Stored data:
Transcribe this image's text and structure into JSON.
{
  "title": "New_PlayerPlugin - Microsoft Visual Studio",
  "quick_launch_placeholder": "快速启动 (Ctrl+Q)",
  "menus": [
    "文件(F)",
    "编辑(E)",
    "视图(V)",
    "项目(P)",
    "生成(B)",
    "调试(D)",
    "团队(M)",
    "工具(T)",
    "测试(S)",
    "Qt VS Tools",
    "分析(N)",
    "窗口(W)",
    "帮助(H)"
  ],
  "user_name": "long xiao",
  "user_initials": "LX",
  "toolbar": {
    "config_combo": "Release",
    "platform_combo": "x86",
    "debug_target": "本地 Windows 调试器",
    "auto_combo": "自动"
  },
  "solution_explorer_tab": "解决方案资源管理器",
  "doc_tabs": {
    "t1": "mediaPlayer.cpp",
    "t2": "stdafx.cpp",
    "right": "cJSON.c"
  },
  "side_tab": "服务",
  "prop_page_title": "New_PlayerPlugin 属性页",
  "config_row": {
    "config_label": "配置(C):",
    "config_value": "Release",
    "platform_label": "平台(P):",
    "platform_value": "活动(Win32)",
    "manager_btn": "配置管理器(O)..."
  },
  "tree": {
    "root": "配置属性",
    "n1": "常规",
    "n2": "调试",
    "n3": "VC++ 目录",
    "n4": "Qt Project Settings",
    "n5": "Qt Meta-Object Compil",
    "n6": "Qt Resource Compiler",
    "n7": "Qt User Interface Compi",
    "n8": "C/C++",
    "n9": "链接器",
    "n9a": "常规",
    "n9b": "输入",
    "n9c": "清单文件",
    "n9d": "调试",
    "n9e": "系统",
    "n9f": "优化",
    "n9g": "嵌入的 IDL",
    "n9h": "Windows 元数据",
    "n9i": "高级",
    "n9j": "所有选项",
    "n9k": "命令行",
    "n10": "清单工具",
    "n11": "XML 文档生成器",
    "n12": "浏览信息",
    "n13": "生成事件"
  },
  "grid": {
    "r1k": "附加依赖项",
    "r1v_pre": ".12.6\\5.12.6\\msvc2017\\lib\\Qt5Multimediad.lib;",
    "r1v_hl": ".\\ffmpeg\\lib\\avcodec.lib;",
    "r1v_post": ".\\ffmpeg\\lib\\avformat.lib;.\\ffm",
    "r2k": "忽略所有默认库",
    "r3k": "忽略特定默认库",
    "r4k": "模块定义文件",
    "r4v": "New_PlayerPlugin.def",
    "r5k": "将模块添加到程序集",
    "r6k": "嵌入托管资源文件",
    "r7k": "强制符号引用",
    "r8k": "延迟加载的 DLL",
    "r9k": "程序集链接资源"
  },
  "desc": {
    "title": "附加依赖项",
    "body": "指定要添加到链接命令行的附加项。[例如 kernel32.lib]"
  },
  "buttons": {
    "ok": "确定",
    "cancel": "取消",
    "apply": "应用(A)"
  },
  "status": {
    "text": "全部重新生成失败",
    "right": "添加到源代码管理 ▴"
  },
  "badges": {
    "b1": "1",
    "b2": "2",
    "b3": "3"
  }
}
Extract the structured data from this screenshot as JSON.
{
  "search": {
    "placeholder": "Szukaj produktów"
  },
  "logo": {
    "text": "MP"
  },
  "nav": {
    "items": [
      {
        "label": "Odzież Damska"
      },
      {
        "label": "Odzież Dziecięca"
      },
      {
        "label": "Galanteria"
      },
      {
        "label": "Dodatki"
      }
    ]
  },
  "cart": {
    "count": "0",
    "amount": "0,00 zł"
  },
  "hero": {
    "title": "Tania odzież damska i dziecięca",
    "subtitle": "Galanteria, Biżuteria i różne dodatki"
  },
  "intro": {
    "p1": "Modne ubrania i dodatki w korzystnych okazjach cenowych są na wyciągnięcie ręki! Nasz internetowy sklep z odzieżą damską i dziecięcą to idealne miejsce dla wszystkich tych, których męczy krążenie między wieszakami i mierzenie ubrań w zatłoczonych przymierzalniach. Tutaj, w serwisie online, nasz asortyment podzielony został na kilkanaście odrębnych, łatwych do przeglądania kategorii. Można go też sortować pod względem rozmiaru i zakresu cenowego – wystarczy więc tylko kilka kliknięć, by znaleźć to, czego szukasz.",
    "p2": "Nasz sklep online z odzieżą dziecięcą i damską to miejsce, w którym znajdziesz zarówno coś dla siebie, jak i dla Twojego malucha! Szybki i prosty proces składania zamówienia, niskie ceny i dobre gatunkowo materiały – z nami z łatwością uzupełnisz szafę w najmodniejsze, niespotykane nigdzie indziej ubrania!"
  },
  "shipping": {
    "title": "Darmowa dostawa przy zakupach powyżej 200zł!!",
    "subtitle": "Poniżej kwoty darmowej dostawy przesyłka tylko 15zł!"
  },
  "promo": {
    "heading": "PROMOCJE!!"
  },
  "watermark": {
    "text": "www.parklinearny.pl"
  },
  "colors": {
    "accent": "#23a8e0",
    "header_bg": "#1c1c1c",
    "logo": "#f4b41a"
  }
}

→ Task instructions: Exactly as shown above, return every record.

→ Full response:
Transcribe this image's text and structure into JSON.
{
  "title": "New_PlayerPlugin - Microsoft Visual Studio",
  "quick_launch_placeholder": "快速启动 (Ctrl+Q)",
  "menus": [
    "文件(F)",
    "编辑(E)",
    "视图(V)",
    "项目(P)",
    "生成(B)",
    "调试(D)",
    "团队(M)",
    "工具(T)",
    "测试(S)",
    "Qt VS Tools",
    "分析(N)",
    "窗口(W)",
    "帮助(H)"
  ],
  "user_name": "long xiao",
  "user_initials": "LX",
  "toolbar": {
    "config_combo": "Release",
    "platform_combo": "x86",
    "debug_target": "本地 Windows 调试器",
    "auto_combo": "自动"
  },
  "solution_explorer_tab": "解决方案资源管理器",
  "doc_tabs": {
    "t1": "mediaPlayer.cpp",
    "t2": "stdafx.cpp",
    "right": "cJSON.c"
  },
  "side_tab": "服务",
  "prop_page_title": "New_PlayerPlugin 属性页",
  "config_row": {
    "config_label": "配置(C):",
    "config_value": "Release",
    "platform_label": "平台(P):",
    "platform_value": "活动(Win32)",
    "manager_btn": "配置管理器(O)..."
  },
  "tree": {
    "root": "配置属性",
    "n1": "常规",
    "n2": "调试",
    "n3": "VC++ 目录",
    "n4": "Qt Project Settings",
    "n5": "Qt Meta-Object Compil",
    "n6": "Qt Resource Compiler",
    "n7": "Qt User Interface Compi",
    "n8": "C/C++",
    "n9": "链接器",
    "n9a": "常规",
    "n9b": "输入",
    "n9c": "清单文件",
    "n9d": "调试",
    "n9e": "系统",
    "n9f": "优化",
    "n9g": "嵌入的 IDL",
    "n9h": "Windows 元数据",
    "n9i": "高级",
    "n9j": "所有选项",
    "n9k": "命令行",
    "n10": "清单工具",
    "n11": "XML 文档生成器",
    "n12": "浏览信息",
    "n13": "生成事件"
  },
  "grid": {
    "r1k": "附加依赖项",
    "r1v_pre": ".12.6\\5.12.6\\msvc2017\\lib\\Qt5Multimediad.lib;",
    "r1v_hl": ".\\ffmpeg\\lib\\avcodec.lib;",
    "r1v_post": ".\\ffmpeg\\lib\\avformat.lib;.\\ffm",
    "r2k": "忽略所有默认库",
    "r3k": "忽略特定默认库",
    "r4k": "模块定义文件",
    "r4v": "New_PlayerPlugin.def",
    "r5k": "将模块添加到程序集",
    "r6k": "嵌入托管资源文件",
    "r7k": "强制符号引用",
    "r8k": "延迟加载的 DLL",
    "r9k": "程序集链接资源"
  },
  "desc": {
    "title": "附加依赖项",
    "body": "指定要添加到链接命令行的附加项。[例如 kernel32.lib]"
  },
  "buttons": {
    "ok": "确定",
    "cancel": "取消",
    "apply": "应用(A)"
  },
  "status": {
    "text": "全部重新生成失败",
    "right": "添加到源代码管理 ▴"
  },
  "badges": {
    "b1": "1",
    "b2": "2",
    "b3": "3"
  }
}
Extract the structured data from this screenshot as JSON.
{
  "search": {
    "placeholder": "Szukaj produktów"
  },
  "logo": {
    "text": "MP"
  },
  "nav": {
    "items": [
      {
        "label": "Odzież Damska"
      },
      {
        "label": "Odzież Dziecięca"
      },
      {
        "label": "Galanteria"
      },
      {
        "label": "Dodatki"
      }
    ]
  },
  "cart": {
    "count": "0",
    "amount": "0,00 zł"
  },
  "hero": {
    "title": "Tania odzież damska i dziecięca",
    "subtitle": "Galanteria, Biżuteria i różne dodatki"
  },
  "intro": {
    "p1": "Modne ubrania i dodatki w korzystnych okazjach cenowych są na wyciągnięcie ręki! Nasz internetowy sklep z odzieżą damską i dziecięcą to idealne miejsce dla wszystkich tych, których męczy krążenie między wieszakami i mierzenie ubrań w zatłoczonych przymierzalniach. Tutaj, w serwisie online, nasz asortyment podzielony został na kilkanaście odrębnych, łatwych do przeglądania kategorii. Można go też sortować pod względem rozmiaru i zakresu cenowego – wystarczy więc tylko kilka kliknięć, by znaleźć to, czego szukasz.",
    "p2": "Nasz sklep online z odzieżą dziecięcą i damską to miejsce, w którym znajdziesz zarówno coś dla siebie, jak i dla Twojego malucha! Szybki i prosty proces składania zamówienia, niskie ceny i dobre gatunkowo materiały – z nami z łatwością uzupełnisz szafę w najmodniejsze, niespotykane nigdzie indziej ubrania!"
  },
  "shipping": {
    "title": "Darmowa dostawa przy zakupach powyżej 200zł!!",
    "subtitle": "Poniżej kwoty darmowej dostawy przesyłka tylko 15zł!"
  },
  "promo": {
    "heading": "PROMOCJE!!"
  },
  "watermark": {
    "text": "www.parklinearny.pl"
  },
  "colors": {
    "accent": "#23a8e0",
    "header_bg": "#1c1c1c",
    "logo": "#f4b41a"
  }
}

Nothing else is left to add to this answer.